→ Short task: All lines holding the string "không" are to be shown.

(Stored records)

* * * * *

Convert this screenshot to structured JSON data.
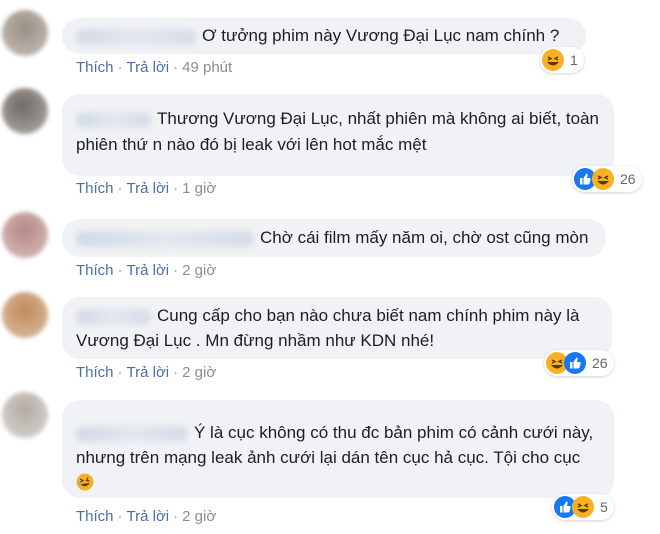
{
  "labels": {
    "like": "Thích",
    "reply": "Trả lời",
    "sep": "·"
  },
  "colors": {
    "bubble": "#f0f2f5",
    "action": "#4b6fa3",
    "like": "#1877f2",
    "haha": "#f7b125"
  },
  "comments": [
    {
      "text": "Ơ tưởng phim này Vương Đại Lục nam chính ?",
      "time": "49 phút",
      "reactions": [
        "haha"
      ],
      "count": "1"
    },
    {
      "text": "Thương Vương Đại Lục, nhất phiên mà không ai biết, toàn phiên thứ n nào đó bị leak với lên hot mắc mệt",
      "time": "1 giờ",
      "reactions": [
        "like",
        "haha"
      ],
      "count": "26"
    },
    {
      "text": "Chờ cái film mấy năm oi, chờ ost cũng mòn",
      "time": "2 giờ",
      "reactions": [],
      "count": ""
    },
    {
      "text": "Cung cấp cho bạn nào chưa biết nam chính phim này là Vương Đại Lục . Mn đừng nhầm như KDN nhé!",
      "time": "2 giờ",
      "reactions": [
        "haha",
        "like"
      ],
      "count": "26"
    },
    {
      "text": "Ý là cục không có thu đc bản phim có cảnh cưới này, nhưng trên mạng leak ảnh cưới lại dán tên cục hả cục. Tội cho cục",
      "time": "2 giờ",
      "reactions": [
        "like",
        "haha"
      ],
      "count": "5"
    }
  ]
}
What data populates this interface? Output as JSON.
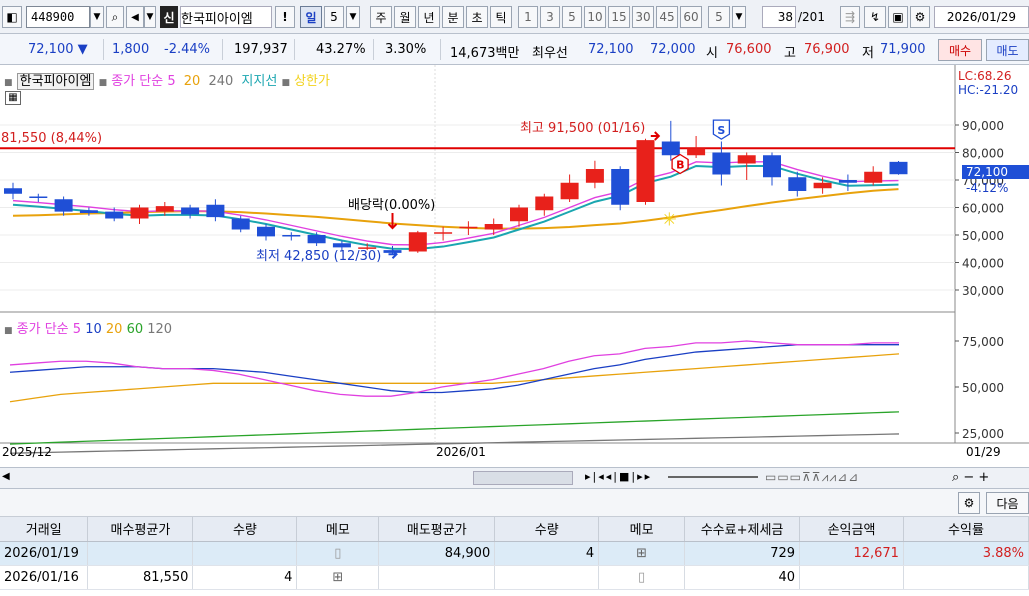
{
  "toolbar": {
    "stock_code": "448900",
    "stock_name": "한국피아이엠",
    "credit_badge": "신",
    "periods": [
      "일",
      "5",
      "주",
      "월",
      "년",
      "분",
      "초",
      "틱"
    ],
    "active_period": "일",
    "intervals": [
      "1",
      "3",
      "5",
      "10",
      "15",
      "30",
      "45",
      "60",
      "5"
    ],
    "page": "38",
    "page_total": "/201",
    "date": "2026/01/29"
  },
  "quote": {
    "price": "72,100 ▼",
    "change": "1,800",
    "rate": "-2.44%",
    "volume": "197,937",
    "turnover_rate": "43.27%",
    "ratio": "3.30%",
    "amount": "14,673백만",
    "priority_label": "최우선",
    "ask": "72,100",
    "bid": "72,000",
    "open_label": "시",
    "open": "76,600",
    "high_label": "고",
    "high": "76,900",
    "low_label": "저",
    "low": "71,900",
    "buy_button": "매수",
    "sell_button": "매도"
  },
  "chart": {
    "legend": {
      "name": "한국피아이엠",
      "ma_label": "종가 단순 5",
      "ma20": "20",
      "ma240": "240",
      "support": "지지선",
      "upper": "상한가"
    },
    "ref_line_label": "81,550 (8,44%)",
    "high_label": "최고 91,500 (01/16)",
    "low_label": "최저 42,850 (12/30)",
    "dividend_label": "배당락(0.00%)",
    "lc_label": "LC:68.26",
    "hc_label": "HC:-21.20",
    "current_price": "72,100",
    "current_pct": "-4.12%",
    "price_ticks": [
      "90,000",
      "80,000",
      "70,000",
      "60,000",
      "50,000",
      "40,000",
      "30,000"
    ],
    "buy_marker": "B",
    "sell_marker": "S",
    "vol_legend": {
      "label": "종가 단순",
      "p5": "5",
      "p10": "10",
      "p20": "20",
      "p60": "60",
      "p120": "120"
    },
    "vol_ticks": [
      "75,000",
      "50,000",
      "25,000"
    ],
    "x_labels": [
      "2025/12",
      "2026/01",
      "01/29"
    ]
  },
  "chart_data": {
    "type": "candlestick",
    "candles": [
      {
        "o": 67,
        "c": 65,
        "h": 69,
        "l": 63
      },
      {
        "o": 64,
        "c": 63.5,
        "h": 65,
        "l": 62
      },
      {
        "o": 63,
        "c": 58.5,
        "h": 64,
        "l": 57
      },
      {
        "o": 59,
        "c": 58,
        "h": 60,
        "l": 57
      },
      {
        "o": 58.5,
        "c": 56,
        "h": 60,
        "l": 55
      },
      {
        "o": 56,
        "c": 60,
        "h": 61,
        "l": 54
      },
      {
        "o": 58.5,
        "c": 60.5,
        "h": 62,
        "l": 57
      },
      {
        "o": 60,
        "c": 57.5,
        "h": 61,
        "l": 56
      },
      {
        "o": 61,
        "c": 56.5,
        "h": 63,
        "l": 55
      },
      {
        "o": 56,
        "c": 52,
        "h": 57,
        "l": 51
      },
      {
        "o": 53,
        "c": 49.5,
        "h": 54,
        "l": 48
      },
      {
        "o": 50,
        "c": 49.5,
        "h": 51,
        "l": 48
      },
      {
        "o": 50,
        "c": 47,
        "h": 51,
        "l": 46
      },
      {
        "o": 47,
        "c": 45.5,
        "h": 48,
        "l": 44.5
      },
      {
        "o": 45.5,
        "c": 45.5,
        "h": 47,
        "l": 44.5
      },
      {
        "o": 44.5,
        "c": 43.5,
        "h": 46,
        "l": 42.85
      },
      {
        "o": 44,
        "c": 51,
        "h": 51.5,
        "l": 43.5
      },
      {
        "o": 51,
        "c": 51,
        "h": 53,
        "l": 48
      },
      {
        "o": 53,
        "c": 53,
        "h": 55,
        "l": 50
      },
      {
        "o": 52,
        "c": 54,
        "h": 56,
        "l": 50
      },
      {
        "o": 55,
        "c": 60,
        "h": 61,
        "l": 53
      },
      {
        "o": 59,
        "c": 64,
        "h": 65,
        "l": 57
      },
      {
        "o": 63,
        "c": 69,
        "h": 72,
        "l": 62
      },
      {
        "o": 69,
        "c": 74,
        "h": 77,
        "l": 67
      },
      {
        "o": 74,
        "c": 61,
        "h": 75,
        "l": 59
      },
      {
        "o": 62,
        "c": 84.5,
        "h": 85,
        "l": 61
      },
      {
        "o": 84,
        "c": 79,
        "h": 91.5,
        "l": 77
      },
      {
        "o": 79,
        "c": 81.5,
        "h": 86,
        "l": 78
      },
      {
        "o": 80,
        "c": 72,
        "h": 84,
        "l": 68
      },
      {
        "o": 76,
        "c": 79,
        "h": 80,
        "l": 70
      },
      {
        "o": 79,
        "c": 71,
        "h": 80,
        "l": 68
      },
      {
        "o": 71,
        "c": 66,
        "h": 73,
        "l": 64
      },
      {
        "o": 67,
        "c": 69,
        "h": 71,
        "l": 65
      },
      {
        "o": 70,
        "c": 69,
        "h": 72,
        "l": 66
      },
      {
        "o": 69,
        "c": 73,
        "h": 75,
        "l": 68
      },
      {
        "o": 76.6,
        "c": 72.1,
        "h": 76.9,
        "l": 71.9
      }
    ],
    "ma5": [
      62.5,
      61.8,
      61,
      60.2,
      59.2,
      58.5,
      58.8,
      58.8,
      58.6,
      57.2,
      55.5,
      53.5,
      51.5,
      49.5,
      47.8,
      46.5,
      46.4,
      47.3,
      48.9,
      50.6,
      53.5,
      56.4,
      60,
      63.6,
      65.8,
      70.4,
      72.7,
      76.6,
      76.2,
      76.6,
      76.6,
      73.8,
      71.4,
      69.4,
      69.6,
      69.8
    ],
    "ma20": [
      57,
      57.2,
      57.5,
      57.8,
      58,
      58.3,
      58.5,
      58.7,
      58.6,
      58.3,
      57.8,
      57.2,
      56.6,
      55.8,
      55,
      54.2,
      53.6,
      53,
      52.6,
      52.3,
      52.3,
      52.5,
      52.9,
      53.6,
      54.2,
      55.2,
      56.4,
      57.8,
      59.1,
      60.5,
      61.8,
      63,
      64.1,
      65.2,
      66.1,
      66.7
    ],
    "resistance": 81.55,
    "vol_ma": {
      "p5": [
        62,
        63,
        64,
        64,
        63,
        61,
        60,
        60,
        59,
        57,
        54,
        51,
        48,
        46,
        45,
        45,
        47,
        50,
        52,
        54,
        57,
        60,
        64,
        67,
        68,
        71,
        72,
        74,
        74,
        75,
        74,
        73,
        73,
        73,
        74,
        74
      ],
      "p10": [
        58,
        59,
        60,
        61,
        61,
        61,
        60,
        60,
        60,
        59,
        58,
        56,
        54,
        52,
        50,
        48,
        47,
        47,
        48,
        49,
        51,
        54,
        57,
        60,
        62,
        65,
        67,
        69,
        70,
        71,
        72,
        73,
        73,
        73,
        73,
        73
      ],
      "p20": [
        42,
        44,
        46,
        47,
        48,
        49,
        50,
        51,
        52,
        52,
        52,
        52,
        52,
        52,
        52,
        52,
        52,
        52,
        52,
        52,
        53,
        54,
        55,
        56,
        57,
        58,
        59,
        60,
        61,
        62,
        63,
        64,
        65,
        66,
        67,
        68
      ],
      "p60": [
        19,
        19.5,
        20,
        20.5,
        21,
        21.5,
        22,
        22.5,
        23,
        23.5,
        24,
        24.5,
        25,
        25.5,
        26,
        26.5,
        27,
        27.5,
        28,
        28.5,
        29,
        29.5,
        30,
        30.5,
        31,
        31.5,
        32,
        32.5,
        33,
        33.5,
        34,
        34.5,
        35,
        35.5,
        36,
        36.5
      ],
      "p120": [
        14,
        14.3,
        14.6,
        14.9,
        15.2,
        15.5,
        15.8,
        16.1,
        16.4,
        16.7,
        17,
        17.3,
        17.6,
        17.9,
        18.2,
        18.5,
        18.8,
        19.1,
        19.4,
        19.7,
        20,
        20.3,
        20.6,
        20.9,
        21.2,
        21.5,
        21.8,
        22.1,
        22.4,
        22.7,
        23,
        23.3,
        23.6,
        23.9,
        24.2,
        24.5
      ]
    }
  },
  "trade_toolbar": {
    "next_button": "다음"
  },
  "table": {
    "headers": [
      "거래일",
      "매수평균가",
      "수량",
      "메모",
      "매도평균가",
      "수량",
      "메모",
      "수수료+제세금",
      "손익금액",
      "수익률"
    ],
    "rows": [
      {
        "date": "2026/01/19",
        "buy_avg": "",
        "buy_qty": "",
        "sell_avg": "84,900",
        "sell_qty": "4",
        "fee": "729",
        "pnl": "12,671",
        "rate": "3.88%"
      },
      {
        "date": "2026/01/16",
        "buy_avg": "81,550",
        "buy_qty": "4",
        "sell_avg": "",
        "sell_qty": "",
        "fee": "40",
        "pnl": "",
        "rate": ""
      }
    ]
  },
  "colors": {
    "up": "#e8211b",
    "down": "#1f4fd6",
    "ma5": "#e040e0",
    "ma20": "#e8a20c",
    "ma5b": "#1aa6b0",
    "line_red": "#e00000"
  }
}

* * * * *

→ Completed task:
      "text": "Thương Vương Đại Lục, nhất phiên mà không ai biết, toàn phiên thứ n nào đó bị leak với lên hot mắc mệt",
      "text": "Ý là cục không có thu đc bản phim có cảnh cưới này, nhưng trên mạng leak ảnh cưới lại dán tên cục hả cục. Tội cho cục",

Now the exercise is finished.